Images must not appear in your copy; reproduce every other part of the records exactly.

(Stored data)
>>>
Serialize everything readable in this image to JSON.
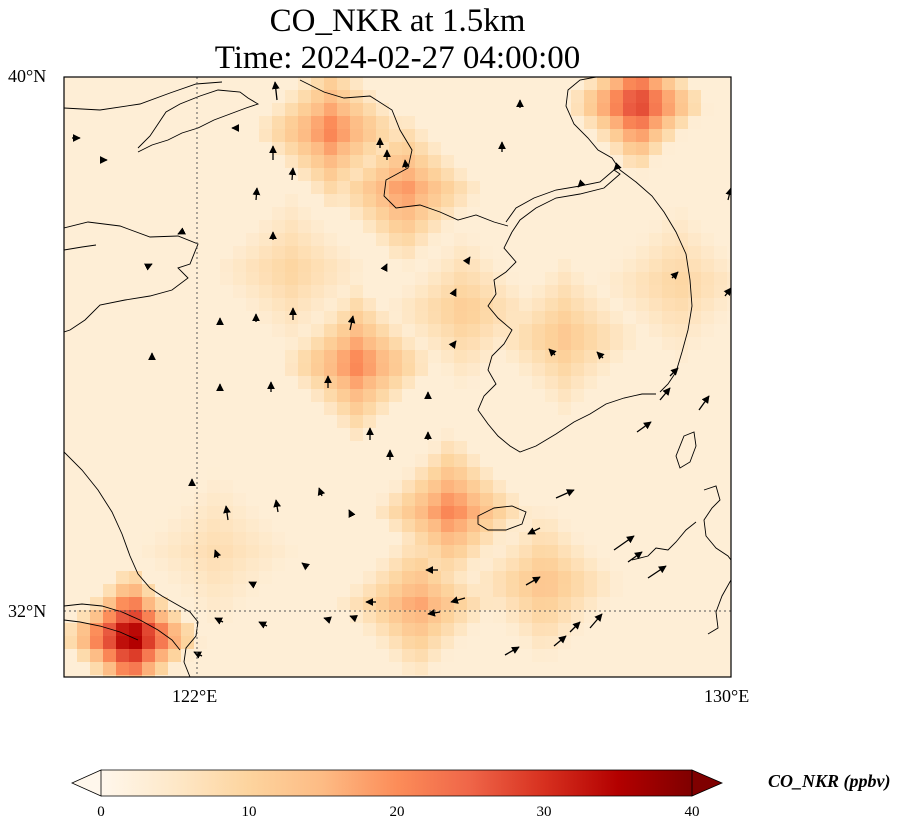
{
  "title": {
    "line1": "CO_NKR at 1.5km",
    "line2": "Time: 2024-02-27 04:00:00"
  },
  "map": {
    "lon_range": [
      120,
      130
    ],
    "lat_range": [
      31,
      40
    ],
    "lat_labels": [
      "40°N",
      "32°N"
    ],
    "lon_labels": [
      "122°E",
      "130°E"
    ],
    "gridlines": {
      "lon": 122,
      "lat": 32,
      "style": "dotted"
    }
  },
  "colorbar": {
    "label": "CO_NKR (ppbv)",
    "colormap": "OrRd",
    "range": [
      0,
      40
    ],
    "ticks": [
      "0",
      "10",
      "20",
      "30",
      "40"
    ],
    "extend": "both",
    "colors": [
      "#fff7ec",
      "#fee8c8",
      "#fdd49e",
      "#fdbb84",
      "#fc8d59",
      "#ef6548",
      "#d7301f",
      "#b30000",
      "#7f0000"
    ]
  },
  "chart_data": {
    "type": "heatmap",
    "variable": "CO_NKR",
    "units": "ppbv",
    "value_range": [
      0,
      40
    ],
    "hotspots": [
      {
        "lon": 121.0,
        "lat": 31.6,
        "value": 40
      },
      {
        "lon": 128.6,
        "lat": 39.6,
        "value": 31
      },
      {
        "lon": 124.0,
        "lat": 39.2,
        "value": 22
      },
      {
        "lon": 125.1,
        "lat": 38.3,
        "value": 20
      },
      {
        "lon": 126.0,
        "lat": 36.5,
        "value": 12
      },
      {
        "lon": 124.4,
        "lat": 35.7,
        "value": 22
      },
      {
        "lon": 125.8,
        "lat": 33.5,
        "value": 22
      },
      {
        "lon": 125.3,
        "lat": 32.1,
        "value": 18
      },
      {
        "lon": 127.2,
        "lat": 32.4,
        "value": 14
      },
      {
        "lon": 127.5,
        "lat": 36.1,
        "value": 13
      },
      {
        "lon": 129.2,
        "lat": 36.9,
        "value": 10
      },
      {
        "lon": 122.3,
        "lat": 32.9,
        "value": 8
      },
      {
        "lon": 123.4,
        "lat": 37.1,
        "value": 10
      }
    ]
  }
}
<<<
SOLUTION BELOW ->
Serialize everything readable in this image to JSON.
{
  "title": {
    "line1": "CO_NKR at 1.5km",
    "line2": "Time: 2024-02-27 04:00:00"
  },
  "map": {
    "lon_range": [
      120,
      130
    ],
    "lat_range": [
      31,
      40
    ],
    "lat_labels": [
      "40°N",
      "32°N"
    ],
    "lon_labels": [
      "122°E",
      "130°E"
    ],
    "gridlines": {
      "lon": 122,
      "lat": 32,
      "style": "dotted"
    }
  },
  "colorbar": {
    "label": "CO_NKR (ppbv)",
    "colormap": "OrRd",
    "range": [
      0,
      40
    ],
    "ticks": [
      "0",
      "10",
      "20",
      "30",
      "40"
    ],
    "extend": "both",
    "colors": [
      "#fff7ec",
      "#fee8c8",
      "#fdd49e",
      "#fdbb84",
      "#fc8d59",
      "#ef6548",
      "#d7301f",
      "#b30000",
      "#7f0000"
    ]
  },
  "chart_data": {
    "type": "heatmap",
    "variable": "CO_NKR",
    "units": "ppbv",
    "value_range": [
      0,
      40
    ],
    "hotspots": [
      {
        "lon": 121.0,
        "lat": 31.6,
        "value": 40
      },
      {
        "lon": 128.6,
        "lat": 39.6,
        "value": 31
      },
      {
        "lon": 124.0,
        "lat": 39.2,
        "value": 22
      },
      {
        "lon": 125.1,
        "lat": 38.3,
        "value": 20
      },
      {
        "lon": 126.0,
        "lat": 36.5,
        "value": 12
      },
      {
        "lon": 124.4,
        "lat": 35.7,
        "value": 22
      },
      {
        "lon": 125.8,
        "lat": 33.5,
        "value": 22
      },
      {
        "lon": 125.3,
        "lat": 32.1,
        "value": 18
      },
      {
        "lon": 127.2,
        "lat": 32.4,
        "value": 14
      },
      {
        "lon": 127.5,
        "lat": 36.1,
        "value": 13
      },
      {
        "lon": 129.2,
        "lat": 36.9,
        "value": 10
      },
      {
        "lon": 122.3,
        "lat": 32.9,
        "value": 8
      },
      {
        "lon": 123.4,
        "lat": 37.1,
        "value": 10
      }
    ]
  }
}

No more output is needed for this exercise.